**Exercise prompt:**
Tally the lines containing "description" and report the number alone.

==== Task material

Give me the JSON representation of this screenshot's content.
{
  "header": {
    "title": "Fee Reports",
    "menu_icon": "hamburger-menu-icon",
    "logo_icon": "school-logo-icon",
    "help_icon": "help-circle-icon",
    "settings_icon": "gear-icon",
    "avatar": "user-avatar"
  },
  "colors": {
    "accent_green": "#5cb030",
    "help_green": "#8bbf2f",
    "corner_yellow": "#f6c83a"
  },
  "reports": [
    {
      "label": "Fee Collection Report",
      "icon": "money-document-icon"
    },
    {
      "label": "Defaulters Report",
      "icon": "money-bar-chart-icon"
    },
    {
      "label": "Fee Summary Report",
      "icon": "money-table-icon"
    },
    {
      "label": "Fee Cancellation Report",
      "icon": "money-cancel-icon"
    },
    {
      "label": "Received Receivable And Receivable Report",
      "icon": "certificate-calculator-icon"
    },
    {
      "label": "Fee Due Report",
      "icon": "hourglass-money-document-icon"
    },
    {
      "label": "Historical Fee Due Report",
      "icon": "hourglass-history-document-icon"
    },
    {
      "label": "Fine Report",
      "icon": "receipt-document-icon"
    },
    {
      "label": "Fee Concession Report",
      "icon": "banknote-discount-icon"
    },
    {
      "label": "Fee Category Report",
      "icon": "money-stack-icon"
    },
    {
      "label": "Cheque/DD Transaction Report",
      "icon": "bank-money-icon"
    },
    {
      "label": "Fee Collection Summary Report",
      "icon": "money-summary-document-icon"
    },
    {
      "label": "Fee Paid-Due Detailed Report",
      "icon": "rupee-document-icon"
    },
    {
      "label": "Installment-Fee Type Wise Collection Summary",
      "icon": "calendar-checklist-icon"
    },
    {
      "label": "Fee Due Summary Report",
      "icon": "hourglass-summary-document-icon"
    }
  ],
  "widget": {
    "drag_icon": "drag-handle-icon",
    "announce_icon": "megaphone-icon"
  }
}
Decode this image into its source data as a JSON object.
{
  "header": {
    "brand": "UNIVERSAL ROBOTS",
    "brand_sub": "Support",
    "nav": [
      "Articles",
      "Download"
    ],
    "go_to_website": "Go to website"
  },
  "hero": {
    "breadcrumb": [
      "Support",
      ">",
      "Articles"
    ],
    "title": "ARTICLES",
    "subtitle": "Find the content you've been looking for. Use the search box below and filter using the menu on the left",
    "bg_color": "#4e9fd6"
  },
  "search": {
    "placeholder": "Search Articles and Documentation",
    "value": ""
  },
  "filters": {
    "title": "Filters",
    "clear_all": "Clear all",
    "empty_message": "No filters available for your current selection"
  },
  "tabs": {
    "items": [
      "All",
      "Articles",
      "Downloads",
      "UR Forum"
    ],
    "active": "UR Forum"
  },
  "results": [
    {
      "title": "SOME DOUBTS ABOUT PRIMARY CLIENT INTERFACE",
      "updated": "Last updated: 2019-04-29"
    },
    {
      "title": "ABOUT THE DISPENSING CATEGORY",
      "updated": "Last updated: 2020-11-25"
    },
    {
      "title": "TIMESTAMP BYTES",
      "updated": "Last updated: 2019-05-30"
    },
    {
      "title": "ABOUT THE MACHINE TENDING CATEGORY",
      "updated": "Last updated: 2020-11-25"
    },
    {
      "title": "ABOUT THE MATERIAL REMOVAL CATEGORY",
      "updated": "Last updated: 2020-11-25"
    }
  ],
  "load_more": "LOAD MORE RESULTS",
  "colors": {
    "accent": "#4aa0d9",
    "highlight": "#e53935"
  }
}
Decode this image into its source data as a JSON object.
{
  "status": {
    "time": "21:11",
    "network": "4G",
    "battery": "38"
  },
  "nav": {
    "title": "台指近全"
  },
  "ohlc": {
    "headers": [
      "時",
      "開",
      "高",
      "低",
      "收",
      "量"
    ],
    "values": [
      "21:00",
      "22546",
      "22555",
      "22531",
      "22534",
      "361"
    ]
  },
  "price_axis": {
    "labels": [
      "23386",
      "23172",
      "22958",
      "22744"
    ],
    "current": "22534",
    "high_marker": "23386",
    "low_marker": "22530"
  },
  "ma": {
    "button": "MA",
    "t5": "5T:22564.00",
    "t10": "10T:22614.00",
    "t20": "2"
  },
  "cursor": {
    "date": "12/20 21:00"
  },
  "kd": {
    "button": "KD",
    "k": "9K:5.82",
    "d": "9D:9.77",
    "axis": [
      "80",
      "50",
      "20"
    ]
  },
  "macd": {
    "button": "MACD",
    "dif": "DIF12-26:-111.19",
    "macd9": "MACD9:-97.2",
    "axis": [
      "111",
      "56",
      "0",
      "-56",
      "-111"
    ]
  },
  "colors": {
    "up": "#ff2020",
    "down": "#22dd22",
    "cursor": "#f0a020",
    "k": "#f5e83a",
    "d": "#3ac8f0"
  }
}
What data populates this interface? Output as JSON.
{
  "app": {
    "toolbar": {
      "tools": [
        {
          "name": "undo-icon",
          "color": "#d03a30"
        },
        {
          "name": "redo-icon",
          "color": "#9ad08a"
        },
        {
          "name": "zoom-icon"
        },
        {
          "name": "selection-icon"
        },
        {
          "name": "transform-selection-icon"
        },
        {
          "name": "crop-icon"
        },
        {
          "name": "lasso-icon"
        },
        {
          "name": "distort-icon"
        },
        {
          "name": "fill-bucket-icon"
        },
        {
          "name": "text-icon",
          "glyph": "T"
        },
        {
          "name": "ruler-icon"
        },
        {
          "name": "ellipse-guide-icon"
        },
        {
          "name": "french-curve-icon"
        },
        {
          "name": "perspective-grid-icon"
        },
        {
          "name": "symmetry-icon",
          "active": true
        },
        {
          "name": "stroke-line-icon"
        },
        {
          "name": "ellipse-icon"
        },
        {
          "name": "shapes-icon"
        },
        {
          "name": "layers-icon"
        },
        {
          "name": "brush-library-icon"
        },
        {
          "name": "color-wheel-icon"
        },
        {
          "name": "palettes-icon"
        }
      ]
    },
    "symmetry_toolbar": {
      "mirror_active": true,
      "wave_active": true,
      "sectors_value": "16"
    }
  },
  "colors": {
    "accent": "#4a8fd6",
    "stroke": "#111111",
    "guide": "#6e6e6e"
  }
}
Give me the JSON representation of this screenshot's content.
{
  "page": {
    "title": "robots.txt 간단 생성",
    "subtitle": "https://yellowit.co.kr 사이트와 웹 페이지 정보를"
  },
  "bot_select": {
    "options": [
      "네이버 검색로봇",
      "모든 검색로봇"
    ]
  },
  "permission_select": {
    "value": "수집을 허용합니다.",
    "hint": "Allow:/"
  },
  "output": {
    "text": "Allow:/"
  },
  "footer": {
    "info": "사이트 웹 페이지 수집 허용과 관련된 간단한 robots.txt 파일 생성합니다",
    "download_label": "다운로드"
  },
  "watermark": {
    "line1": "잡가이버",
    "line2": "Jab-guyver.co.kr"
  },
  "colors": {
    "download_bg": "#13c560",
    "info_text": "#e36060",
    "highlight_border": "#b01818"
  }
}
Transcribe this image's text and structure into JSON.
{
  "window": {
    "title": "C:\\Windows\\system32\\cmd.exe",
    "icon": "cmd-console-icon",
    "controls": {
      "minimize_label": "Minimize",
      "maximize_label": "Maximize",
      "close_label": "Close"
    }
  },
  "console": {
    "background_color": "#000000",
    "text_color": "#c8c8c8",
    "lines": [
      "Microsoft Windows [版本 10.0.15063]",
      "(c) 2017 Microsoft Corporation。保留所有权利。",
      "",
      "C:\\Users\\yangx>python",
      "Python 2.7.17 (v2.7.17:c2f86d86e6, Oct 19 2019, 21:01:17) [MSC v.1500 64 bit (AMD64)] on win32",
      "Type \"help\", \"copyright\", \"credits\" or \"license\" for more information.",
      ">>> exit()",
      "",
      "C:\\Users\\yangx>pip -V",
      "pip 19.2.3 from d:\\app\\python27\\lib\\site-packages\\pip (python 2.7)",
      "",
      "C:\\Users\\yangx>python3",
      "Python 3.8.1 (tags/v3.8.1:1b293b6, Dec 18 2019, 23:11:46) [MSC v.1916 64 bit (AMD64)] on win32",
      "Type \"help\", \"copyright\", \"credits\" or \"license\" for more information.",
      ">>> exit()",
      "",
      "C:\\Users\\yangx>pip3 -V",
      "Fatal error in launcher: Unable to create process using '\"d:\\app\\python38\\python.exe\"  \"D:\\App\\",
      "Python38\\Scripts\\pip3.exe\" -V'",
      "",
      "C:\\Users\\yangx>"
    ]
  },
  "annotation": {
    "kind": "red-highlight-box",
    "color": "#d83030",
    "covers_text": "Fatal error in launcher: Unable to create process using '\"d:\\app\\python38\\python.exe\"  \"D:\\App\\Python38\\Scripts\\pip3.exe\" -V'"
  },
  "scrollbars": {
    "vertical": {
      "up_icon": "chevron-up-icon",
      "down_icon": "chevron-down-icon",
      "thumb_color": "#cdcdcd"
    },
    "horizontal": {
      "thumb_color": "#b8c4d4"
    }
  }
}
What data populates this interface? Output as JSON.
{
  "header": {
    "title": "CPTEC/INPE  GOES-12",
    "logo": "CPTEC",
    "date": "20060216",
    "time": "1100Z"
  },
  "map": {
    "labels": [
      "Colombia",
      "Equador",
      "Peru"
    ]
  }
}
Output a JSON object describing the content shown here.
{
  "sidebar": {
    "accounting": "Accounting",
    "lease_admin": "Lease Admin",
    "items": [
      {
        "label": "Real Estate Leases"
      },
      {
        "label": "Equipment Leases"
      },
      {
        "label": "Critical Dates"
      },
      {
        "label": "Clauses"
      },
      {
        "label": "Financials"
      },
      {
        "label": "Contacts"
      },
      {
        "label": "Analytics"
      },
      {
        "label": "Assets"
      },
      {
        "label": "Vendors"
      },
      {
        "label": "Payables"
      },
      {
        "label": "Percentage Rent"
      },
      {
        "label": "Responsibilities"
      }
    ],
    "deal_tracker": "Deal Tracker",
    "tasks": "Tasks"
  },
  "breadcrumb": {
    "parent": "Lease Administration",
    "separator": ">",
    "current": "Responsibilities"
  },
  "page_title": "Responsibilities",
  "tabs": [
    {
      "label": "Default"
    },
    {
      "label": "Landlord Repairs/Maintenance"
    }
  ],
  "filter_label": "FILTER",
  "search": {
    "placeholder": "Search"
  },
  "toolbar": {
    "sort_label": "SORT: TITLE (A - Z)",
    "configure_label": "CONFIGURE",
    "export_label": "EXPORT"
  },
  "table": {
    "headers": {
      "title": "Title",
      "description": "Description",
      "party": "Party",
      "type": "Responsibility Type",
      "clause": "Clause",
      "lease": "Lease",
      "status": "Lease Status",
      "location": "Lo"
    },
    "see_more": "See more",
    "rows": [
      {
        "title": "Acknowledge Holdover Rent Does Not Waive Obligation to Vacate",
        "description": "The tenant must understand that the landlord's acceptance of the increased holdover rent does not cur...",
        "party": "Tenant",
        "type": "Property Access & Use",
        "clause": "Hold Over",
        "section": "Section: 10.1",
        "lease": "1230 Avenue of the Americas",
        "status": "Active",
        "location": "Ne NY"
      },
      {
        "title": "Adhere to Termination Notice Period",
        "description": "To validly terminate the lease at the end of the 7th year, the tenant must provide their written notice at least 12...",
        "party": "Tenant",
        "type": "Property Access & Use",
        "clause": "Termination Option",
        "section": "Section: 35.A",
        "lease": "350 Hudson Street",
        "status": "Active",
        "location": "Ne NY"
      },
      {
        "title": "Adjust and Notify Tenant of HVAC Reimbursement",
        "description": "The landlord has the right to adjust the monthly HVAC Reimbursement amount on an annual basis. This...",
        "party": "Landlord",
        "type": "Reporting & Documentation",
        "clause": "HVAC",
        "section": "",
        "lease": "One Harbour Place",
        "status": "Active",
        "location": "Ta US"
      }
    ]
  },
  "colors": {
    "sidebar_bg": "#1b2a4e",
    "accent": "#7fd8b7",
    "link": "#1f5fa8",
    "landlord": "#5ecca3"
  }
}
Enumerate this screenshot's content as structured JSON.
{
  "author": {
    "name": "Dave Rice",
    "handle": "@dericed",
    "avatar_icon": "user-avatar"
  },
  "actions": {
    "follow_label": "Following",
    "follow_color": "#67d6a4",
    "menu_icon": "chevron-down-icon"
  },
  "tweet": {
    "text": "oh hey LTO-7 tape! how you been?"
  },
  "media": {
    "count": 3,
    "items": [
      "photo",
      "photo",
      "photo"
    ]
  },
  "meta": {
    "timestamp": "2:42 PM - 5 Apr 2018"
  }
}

========

**Written answer:**
4